DIRECTIONS:
Print the complete set of entries exactly.

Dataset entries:
..........

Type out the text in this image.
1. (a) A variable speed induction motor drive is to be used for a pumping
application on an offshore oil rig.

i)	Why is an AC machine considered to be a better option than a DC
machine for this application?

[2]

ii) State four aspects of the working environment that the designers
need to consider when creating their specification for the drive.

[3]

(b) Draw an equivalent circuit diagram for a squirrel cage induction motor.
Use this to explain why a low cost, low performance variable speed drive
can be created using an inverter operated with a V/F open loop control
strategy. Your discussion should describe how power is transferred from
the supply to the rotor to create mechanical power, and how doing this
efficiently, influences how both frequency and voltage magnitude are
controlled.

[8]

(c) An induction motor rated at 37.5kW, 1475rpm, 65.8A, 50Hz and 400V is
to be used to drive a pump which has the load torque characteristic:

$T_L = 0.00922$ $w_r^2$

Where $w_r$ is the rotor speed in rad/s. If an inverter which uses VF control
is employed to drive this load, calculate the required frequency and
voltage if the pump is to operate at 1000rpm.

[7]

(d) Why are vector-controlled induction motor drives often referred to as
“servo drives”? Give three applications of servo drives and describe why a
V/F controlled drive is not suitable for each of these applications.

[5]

..........

EXPECTED OUTPUT:
Type out the text in this image.
1. (a) A variable speed induction motor drive is to be used for a pumping
application on an offshore oil rig.

i)	Why is an AC machine considered to be a better option than a DC
machine for this application?

[2]

ii) State four aspects of the working environment that the designers
need to consider when creating their specification for the drive.

[3]

(b) Draw an equivalent circuit diagram for a squirrel cage induction motor.
Use this to explain why a low cost, low performance variable speed drive
can be created using an inverter operated with a V/F open loop control
strategy. Your discussion should describe how power is transferred from
the supply to the rotor to create mechanical power, and how doing this
efficiently, influences how both frequency and voltage magnitude are
controlled.

[8]

(c) An induction motor rated at 37.5kW, 1475rpm, 65.8A, 50Hz and 400V is
to be used to drive a pump which has the load torque characteristic:

$T_L = 0.00922$ $w_r^2$

Where $w_r$ is the rotor speed in rad/s. If an inverter which uses VF control
is employed to drive this load, calculate the required frequency and
voltage if the pump is to operate at 1000rpm.

[7]

(d) Why are vector-controlled induction motor drives often referred to as
“servo drives”? Give three applications of servo drives and describe why a
V/F controlled drive is not suitable for each of these applications.

[5]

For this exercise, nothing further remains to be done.